> Written instruction: The listing below should be copied in full, word for word.

> Stored records:
== == ==

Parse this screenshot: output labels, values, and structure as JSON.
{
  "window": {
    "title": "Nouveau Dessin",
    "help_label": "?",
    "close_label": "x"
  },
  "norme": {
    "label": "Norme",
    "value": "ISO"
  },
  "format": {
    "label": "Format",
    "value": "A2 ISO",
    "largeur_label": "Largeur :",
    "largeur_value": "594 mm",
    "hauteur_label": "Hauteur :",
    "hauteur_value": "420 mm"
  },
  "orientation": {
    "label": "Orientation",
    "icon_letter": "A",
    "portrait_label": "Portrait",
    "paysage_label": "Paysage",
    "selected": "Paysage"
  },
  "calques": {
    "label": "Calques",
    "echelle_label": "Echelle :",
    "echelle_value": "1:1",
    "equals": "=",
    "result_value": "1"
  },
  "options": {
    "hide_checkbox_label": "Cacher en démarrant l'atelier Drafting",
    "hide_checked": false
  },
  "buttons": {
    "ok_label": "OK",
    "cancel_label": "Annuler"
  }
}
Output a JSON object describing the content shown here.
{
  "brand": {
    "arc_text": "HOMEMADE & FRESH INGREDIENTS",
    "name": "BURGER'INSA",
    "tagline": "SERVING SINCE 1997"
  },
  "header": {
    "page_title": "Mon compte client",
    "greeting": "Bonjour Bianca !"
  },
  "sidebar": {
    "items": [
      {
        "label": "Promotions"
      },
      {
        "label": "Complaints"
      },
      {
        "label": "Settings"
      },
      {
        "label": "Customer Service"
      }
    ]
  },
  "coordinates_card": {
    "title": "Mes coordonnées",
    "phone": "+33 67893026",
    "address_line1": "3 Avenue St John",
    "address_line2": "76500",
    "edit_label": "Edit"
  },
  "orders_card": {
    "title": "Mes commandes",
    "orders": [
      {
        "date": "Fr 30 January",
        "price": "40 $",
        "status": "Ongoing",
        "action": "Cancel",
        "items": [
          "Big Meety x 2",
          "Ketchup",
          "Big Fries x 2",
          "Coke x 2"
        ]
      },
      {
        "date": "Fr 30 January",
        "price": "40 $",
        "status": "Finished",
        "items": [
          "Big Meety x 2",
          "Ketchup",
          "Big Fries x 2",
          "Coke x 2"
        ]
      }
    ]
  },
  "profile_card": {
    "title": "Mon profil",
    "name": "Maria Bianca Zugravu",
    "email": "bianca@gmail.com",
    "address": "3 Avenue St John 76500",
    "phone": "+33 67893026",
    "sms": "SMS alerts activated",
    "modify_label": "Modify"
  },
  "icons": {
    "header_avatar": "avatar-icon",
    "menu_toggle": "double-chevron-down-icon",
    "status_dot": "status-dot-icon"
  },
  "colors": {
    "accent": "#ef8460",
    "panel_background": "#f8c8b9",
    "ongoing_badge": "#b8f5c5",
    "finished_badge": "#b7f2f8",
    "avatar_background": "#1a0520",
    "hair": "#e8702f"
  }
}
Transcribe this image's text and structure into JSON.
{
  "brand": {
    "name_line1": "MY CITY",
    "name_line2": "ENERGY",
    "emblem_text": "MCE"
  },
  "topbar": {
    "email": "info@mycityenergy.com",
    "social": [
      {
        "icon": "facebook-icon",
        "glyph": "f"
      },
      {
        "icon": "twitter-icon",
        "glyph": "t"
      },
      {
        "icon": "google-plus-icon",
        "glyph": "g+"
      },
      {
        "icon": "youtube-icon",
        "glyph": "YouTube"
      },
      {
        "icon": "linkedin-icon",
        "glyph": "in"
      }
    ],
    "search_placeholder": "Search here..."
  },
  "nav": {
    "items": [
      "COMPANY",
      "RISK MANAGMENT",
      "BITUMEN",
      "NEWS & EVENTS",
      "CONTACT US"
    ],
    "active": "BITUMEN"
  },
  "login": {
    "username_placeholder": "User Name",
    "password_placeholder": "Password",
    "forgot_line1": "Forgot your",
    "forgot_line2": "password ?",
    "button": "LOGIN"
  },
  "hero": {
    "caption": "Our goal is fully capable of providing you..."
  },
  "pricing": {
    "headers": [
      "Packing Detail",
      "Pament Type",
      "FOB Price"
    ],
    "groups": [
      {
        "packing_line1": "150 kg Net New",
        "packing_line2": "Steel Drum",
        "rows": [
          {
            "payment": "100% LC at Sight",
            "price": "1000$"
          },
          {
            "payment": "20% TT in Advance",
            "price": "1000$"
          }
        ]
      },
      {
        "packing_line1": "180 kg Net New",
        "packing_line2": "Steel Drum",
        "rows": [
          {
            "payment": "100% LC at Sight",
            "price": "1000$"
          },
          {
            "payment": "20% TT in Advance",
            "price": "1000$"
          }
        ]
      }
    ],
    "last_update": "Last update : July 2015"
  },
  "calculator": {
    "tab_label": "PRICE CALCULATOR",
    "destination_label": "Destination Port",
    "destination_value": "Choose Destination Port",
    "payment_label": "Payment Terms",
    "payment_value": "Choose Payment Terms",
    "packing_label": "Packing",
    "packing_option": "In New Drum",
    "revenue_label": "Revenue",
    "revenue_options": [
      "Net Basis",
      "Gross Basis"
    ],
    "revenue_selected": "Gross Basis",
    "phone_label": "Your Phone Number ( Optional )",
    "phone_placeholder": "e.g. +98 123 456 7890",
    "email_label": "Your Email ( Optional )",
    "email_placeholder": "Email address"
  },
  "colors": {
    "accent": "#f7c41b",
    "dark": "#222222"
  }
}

== == ==

> Exercise solution:
Parse this screenshot: output labels, values, and structure as JSON.
{
  "window": {
    "title": "Nouveau Dessin",
    "help_label": "?",
    "close_label": "x"
  },
  "norme": {
    "label": "Norme",
    "value": "ISO"
  },
  "format": {
    "label": "Format",
    "value": "A2 ISO",
    "largeur_label": "Largeur :",
    "largeur_value": "594 mm",
    "hauteur_label": "Hauteur :",
    "hauteur_value": "420 mm"
  },
  "orientation": {
    "label": "Orientation",
    "icon_letter": "A",
    "portrait_label": "Portrait",
    "paysage_label": "Paysage",
    "selected": "Paysage"
  },
  "calques": {
    "label": "Calques",
    "echelle_label": "Echelle :",
    "echelle_value": "1:1",
    "equals": "=",
    "result_value": "1"
  },
  "options": {
    "hide_checkbox_label": "Cacher en démarrant l'atelier Drafting",
    "hide_checked": false
  },
  "buttons": {
    "ok_label": "OK",
    "cancel_label": "Annuler"
  }
}
Output a JSON object describing the content shown here.
{
  "brand": {
    "arc_text": "HOMEMADE & FRESH INGREDIENTS",
    "name": "BURGER'INSA",
    "tagline": "SERVING SINCE 1997"
  },
  "header": {
    "page_title": "Mon compte client",
    "greeting": "Bonjour Bianca !"
  },
  "sidebar": {
    "items": [
      {
        "label": "Promotions"
      },
      {
        "label": "Complaints"
      },
      {
        "label": "Settings"
      },
      {
        "label": "Customer Service"
      }
    ]
  },
  "coordinates_card": {
    "title": "Mes coordonnées",
    "phone": "+33 67893026",
    "address_line1": "3 Avenue St John",
    "address_line2": "76500",
    "edit_label": "Edit"
  },
  "orders_card": {
    "title": "Mes commandes",
    "orders": [
      {
        "date": "Fr 30 January",
        "price": "40 $",
        "status": "Ongoing",
        "action": "Cancel",
        "items": [
          "Big Meety x 2",
          "Ketchup",
          "Big Fries x 2",
          "Coke x 2"
        ]
      },
      {
        "date": "Fr 30 January",
        "price": "40 $",
        "status": "Finished",
        "items": [
          "Big Meety x 2",
          "Ketchup",
          "Big Fries x 2",
          "Coke x 2"
        ]
      }
    ]
  },
  "profile_card": {
    "title": "Mon profil",
    "name": "Maria Bianca Zugravu",
    "email": "bianca@gmail.com",
    "address": "3 Avenue St John 76500",
    "phone": "+33 67893026",
    "sms": "SMS alerts activated",
    "modify_label": "Modify"
  },
  "icons": {
    "header_avatar": "avatar-icon",
    "menu_toggle": "double-chevron-down-icon",
    "status_dot": "status-dot-icon"
  },
  "colors": {
    "accent": "#ef8460",
    "panel_background": "#f8c8b9",
    "ongoing_badge": "#b8f5c5",
    "finished_badge": "#b7f2f8",
    "avatar_background": "#1a0520",
    "hair": "#e8702f"
  }
}
Transcribe this image's text and structure into JSON.
{
  "brand": {
    "name_line1": "MY CITY",
    "name_line2": "ENERGY",
    "emblem_text": "MCE"
  },
  "topbar": {
    "email": "info@mycityenergy.com",
    "social": [
      {
        "icon": "facebook-icon",
        "glyph": "f"
      },
      {
        "icon": "twitter-icon",
        "glyph": "t"
      },
      {
        "icon": "google-plus-icon",
        "glyph": "g+"
      },
      {
        "icon": "youtube-icon",
        "glyph": "YouTube"
      },
      {
        "icon": "linkedin-icon",
        "glyph": "in"
      }
    ],
    "search_placeholder": "Search here..."
  },
  "nav": {
    "items": [
      "COMPANY",
      "RISK MANAGMENT",
      "BITUMEN",
      "NEWS & EVENTS",
      "CONTACT US"
    ],
    "active": "BITUMEN"
  },
  "login": {
    "username_placeholder": "User Name",
    "password_placeholder": "Password",
    "forgot_line1": "Forgot your",
    "forgot_line2": "password ?",
    "button": "LOGIN"
  },
  "hero": {
    "caption": "Our goal is fully capable of providing you..."
  },
  "pricing": {
    "headers": [
      "Packing Detail",
      "Pament Type",
      "FOB Price"
    ],
    "groups": [
      {
        "packing_line1": "150 kg Net New",
        "packing_line2": "Steel Drum",
        "rows": [
          {
            "payment": "100% LC at Sight",
            "price": "1000$"
          },
          {
            "payment": "20% TT in Advance",
            "price": "1000$"
          }
        ]
      },
      {
        "packing_line1": "180 kg Net New",
        "packing_line2": "Steel Drum",
        "rows": [
          {
            "payment": "100% LC at Sight",
            "price": "1000$"
          },
          {
            "payment": "20% TT in Advance",
            "price": "1000$"
          }
        ]
      }
    ],
    "last_update": "Last update : July 2015"
  },
  "calculator": {
    "tab_label": "PRICE CALCULATOR",
    "destination_label": "Destination Port",
    "destination_value": "Choose Destination Port",
    "payment_label": "Payment Terms",
    "payment_value": "Choose Payment Terms",
    "packing_label": "Packing",
    "packing_option": "In New Drum",
    "revenue_label": "Revenue",
    "revenue_options": [
      "Net Basis",
      "Gross Basis"
    ],
    "revenue_selected": "Gross Basis",
    "phone_label": "Your Phone Number ( Optional )",
    "phone_placeholder": "e.g. +98 123 456 7890",
    "email_label": "Your Email ( Optional )",
    "email_placeholder": "Email address"
  },
  "colors": {
    "accent": "#f7c41b",
    "dark": "#222222"
  }
}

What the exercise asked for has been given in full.